Dataset entries
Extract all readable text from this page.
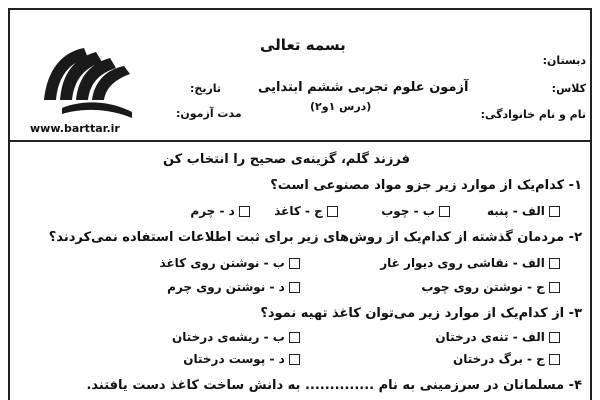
بسمه تعالی
دبستان:
کلاس:
نام و نام خانوادگی:
آزمون علوم تجربی ششم ابتدایی
(درس ۱و۲)
تاریخ:
مدت آزمون:
www.barttar.ir
فرزند گلم، گزینه‌ی صحیح را انتخاب کن
۱- کدام‌یک از موارد زیر جزو مواد مصنوعی است؟
الف - پنبه
ب - چوب
ج - کاغذ
د - چرم
۲- مردمان گذشته از کدام‌یک از روش‌های زیر برای ثبت اطلاعات استفاده نمی‌کردند؟
الف - نقاشی روی دیوار غار
ب - نوشتن روی کاغذ
ج - نوشتن روی چوب
د - نوشتن روی چرم
۳- از کدام‌یک از موارد زیر می‌توان کاغذ تهیه نمود؟
الف - تنه‌ی درختان
ب - ریشه‌ی درختان
ج - برگ درختان
د - پوست درختان
۴- مسلمانان در سرزمینی به نام .............. به دانش ساخت کاغذ دست یافتند.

§ WHAT IS EXPECTED: Reproduce the material above in full, exactly, with no images.

§ EXERCISE RESPONSE:
Extract all readable text from this page.
بسمه تعالی
دبستان:
کلاس:
نام و نام خانوادگی:
آزمون علوم تجربی ششم ابتدایی
(درس ۱و۲)
تاریخ:
مدت آزمون:
www.barttar.ir
فرزند گلم، گزینه‌ی صحیح را انتخاب کن
۱- کدام‌یک از موارد زیر جزو مواد مصنوعی است؟
الف - پنبه
ب - چوب
ج - کاغذ
د - چرم
۲- مردمان گذشته از کدام‌یک از روش‌های زیر برای ثبت اطلاعات استفاده نمی‌کردند؟
الف - نقاشی روی دیوار غار
ب - نوشتن روی کاغذ
ج - نوشتن روی چوب
د - نوشتن روی چرم
۳- از کدام‌یک از موارد زیر می‌توان کاغذ تهیه نمود؟
الف - تنه‌ی درختان
ب - ریشه‌ی درختان
ج - برگ درختان
د - پوست درختان
۴- مسلمانان در سرزمینی به نام .............. به دانش ساخت کاغذ دست یافتند.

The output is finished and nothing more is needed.